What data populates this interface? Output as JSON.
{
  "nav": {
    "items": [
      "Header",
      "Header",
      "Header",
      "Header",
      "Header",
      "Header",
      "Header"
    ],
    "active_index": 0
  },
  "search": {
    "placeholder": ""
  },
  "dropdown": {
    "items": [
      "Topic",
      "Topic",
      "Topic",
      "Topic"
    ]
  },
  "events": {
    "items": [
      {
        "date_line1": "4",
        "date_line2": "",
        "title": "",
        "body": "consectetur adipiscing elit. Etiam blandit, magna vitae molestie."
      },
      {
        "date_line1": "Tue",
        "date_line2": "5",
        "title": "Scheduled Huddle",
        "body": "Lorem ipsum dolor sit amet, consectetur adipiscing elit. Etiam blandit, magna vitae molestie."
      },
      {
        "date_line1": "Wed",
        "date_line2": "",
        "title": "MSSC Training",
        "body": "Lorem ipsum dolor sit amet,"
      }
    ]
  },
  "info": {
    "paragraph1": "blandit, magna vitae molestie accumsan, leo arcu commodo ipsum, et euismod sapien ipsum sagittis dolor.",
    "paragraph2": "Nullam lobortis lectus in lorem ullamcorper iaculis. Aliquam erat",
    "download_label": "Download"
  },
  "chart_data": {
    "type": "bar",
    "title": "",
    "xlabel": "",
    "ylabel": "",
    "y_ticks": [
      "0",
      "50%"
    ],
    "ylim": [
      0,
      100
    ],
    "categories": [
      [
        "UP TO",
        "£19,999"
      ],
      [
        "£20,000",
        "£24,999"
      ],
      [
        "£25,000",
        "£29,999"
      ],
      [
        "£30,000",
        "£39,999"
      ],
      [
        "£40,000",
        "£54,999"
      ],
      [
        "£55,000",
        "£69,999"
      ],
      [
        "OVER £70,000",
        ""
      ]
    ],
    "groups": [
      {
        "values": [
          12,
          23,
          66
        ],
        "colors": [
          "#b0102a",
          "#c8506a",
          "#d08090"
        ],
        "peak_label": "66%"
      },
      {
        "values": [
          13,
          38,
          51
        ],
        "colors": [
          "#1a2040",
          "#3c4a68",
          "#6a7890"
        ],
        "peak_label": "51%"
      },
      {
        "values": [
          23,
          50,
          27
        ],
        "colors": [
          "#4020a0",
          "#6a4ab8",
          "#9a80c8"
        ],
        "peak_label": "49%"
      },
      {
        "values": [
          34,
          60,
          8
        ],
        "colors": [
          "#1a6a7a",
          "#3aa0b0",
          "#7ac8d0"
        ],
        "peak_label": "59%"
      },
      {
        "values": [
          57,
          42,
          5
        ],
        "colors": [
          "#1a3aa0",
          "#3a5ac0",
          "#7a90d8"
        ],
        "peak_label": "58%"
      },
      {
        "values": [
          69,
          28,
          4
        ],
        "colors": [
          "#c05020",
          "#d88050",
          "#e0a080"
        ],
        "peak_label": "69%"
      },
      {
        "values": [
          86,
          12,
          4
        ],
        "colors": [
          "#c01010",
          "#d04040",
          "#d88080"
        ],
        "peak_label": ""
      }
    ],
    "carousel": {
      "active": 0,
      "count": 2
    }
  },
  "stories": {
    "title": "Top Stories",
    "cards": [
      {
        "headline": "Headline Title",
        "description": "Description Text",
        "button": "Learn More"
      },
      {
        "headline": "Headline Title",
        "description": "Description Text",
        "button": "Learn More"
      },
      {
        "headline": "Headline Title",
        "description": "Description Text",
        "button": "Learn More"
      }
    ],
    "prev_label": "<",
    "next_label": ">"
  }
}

┄┄┄┄┄┄

**BRIEF**: Pull out each line of the entries that contains "molestie".

**RESPONSE BELOW**:
        "body": "consectetur adipiscing elit. Etiam blandit, magna vitae molestie."
        "body": "Lorem ipsum dolor sit amet, consectetur adipiscing elit. Etiam blandit, magna vitae molestie."
    "paragraph1": "blandit, magna vitae molestie accumsan, leo arcu commodo ipsum, et euismod sapien ipsum sagittis dolor.",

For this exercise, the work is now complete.